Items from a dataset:

────

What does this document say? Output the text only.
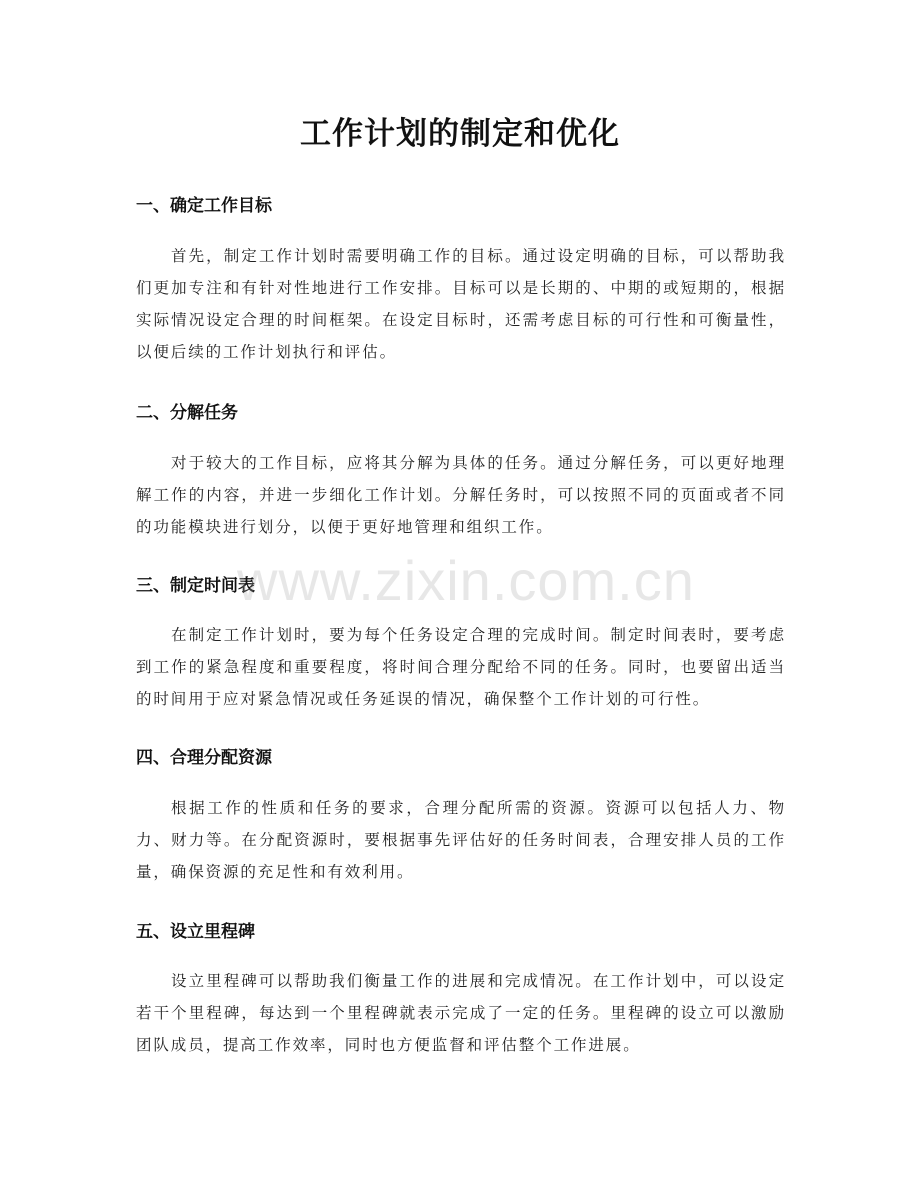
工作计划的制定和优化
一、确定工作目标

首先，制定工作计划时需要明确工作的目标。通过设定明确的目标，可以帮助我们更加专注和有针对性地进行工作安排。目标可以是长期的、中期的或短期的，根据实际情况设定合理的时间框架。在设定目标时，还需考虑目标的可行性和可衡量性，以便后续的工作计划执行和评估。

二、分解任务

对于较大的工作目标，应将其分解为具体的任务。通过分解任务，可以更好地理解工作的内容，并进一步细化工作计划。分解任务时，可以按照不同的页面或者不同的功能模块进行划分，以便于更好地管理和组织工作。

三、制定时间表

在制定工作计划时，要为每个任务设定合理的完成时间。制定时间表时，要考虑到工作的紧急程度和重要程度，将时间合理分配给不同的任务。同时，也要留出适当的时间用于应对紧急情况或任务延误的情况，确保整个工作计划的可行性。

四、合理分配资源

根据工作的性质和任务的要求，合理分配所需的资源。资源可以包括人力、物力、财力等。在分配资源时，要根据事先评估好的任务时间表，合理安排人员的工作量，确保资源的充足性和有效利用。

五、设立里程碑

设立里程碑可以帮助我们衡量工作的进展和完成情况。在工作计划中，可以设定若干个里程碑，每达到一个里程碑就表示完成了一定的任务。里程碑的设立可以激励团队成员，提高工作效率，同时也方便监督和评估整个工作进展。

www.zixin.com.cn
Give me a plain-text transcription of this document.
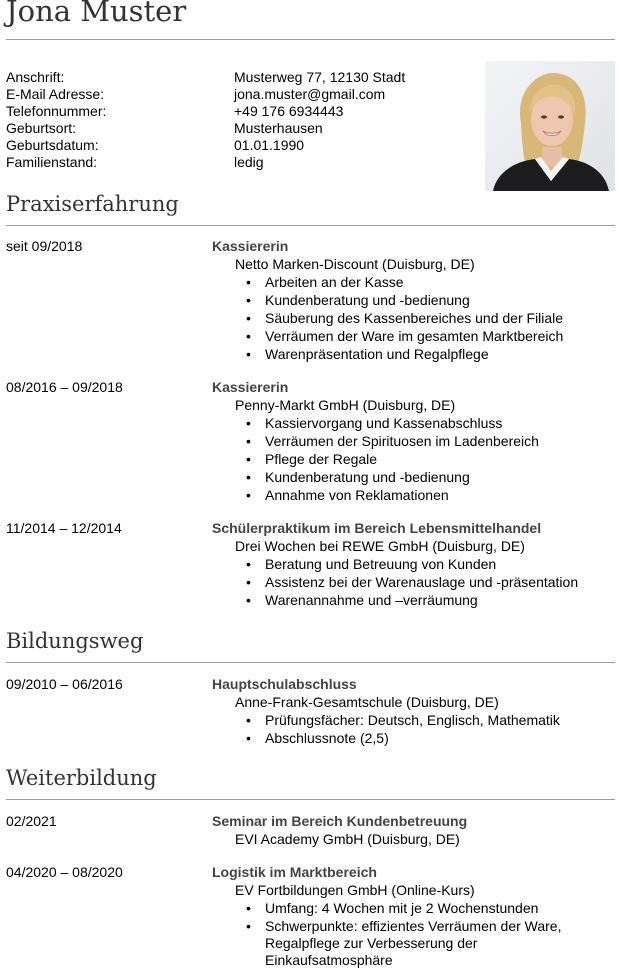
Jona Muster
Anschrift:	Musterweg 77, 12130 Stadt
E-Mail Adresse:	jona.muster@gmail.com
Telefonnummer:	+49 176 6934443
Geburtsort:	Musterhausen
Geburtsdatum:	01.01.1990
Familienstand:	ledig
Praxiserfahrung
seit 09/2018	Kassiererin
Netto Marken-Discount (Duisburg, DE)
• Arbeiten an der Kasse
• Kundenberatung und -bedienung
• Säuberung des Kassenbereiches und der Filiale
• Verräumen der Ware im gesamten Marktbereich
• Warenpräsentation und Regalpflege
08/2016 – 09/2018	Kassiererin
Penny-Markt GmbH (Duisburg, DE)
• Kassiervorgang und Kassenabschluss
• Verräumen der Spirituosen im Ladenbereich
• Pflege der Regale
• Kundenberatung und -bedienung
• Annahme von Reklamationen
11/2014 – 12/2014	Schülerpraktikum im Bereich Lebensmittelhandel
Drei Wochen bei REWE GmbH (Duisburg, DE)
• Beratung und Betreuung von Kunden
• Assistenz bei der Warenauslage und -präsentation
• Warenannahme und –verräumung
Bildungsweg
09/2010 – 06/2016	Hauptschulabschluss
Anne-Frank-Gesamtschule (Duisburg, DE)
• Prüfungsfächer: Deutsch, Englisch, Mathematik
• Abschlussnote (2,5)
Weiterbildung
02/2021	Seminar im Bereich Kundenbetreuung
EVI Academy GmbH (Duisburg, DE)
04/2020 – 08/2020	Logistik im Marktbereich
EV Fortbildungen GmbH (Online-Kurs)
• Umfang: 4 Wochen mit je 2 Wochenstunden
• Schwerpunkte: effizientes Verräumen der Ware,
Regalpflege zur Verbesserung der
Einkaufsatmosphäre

────

Required work
Reply with one number only: how many lines of the listing hold "document"?

Response
2